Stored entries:
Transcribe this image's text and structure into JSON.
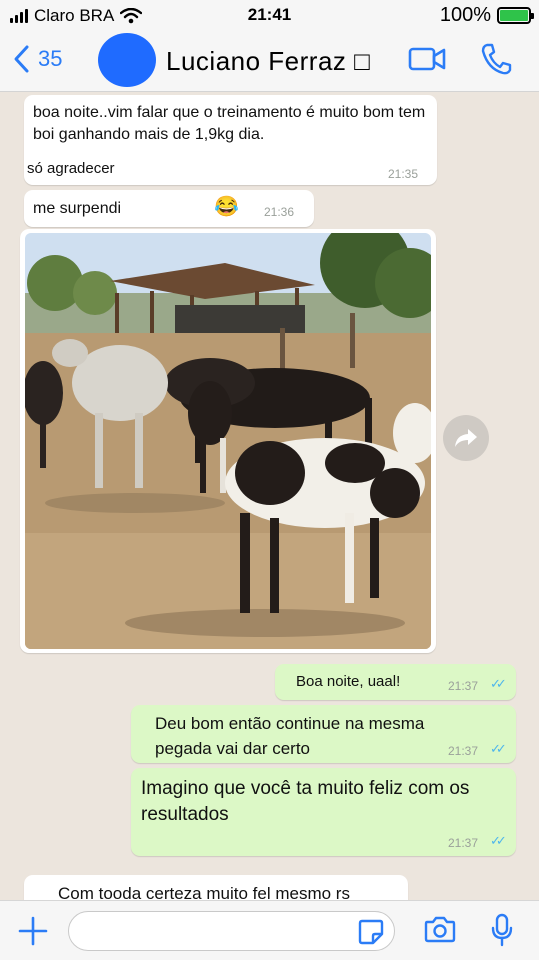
{
  "status_bar": {
    "carrier": "Claro BRA",
    "time": "21:41",
    "battery": "100%"
  },
  "header": {
    "back_count": "35",
    "contact_name": "Luciano Ferraz □"
  },
  "messages": [
    {
      "direction": "in",
      "text": "boa noite..vim falar que o treinamento é muito bom tem boi ganhando mais de 1,9kg dia.",
      "time": ""
    },
    {
      "direction": "in",
      "text": "só agradecer",
      "time": "21:35"
    },
    {
      "direction": "in",
      "text": "me surpendi",
      "emoji": "😂",
      "time": "21:36"
    },
    {
      "direction": "in",
      "type": "image",
      "description_icon": "cattle-photo"
    },
    {
      "direction": "out",
      "text": "Boa noite, uaal!",
      "time": "21:37"
    },
    {
      "direction": "out",
      "text": "Deu bom então continue na mesma pegada vai dar certo",
      "time": "21:37"
    },
    {
      "direction": "out",
      "text": "Imagino que você ta muito feliz com os resultados",
      "time": "21:37"
    },
    {
      "direction": "in",
      "text": "Com tooda certeza muito fel mesmo rs",
      "time": ""
    }
  ],
  "composer": {
    "placeholder": ""
  },
  "colors": {
    "accent": "#2b7cf6",
    "outgoing_bubble": "#dcf8c6",
    "incoming_bubble": "#ffffff",
    "read_ticks": "#4fb6ec",
    "chat_bg": "#ece5dd"
  },
  "icons": [
    "back-chevron-icon",
    "video-call-icon",
    "phone-call-icon",
    "forward-icon",
    "plus-icon",
    "sticker-icon",
    "camera-icon",
    "microphone-icon",
    "wifi-icon",
    "signal-icon",
    "battery-icon"
  ]
}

• Description of the task
Copy out the whole listing exactly, and don't carry over any pictures.

• Output below
Transcribe this image's text and structure into JSON.
{
  "status_bar": {
    "carrier": "Claro BRA",
    "time": "21:41",
    "battery": "100%"
  },
  "header": {
    "back_count": "35",
    "contact_name": "Luciano Ferraz □"
  },
  "messages": [
    {
      "direction": "in",
      "text": "boa noite..vim falar que o treinamento é muito bom tem boi ganhando mais de 1,9kg dia.",
      "time": ""
    },
    {
      "direction": "in",
      "text": "só agradecer",
      "time": "21:35"
    },
    {
      "direction": "in",
      "text": "me surpendi",
      "emoji": "😂",
      "time": "21:36"
    },
    {
      "direction": "in",
      "type": "image",
      "description_icon": "cattle-photo"
    },
    {
      "direction": "out",
      "text": "Boa noite, uaal!",
      "time": "21:37"
    },
    {
      "direction": "out",
      "text": "Deu bom então continue na mesma pegada vai dar certo",
      "time": "21:37"
    },
    {
      "direction": "out",
      "text": "Imagino que você ta muito feliz com os resultados",
      "time": "21:37"
    },
    {
      "direction": "in",
      "text": "Com tooda certeza muito fel mesmo rs",
      "time": ""
    }
  ],
  "composer": {
    "placeholder": ""
  },
  "colors": {
    "accent": "#2b7cf6",
    "outgoing_bubble": "#dcf8c6",
    "incoming_bubble": "#ffffff",
    "read_ticks": "#4fb6ec",
    "chat_bg": "#ece5dd"
  },
  "icons": [
    "back-chevron-icon",
    "video-call-icon",
    "phone-call-icon",
    "forward-icon",
    "plus-icon",
    "sticker-icon",
    "camera-icon",
    "microphone-icon",
    "wifi-icon",
    "signal-icon",
    "battery-icon"
  ]
}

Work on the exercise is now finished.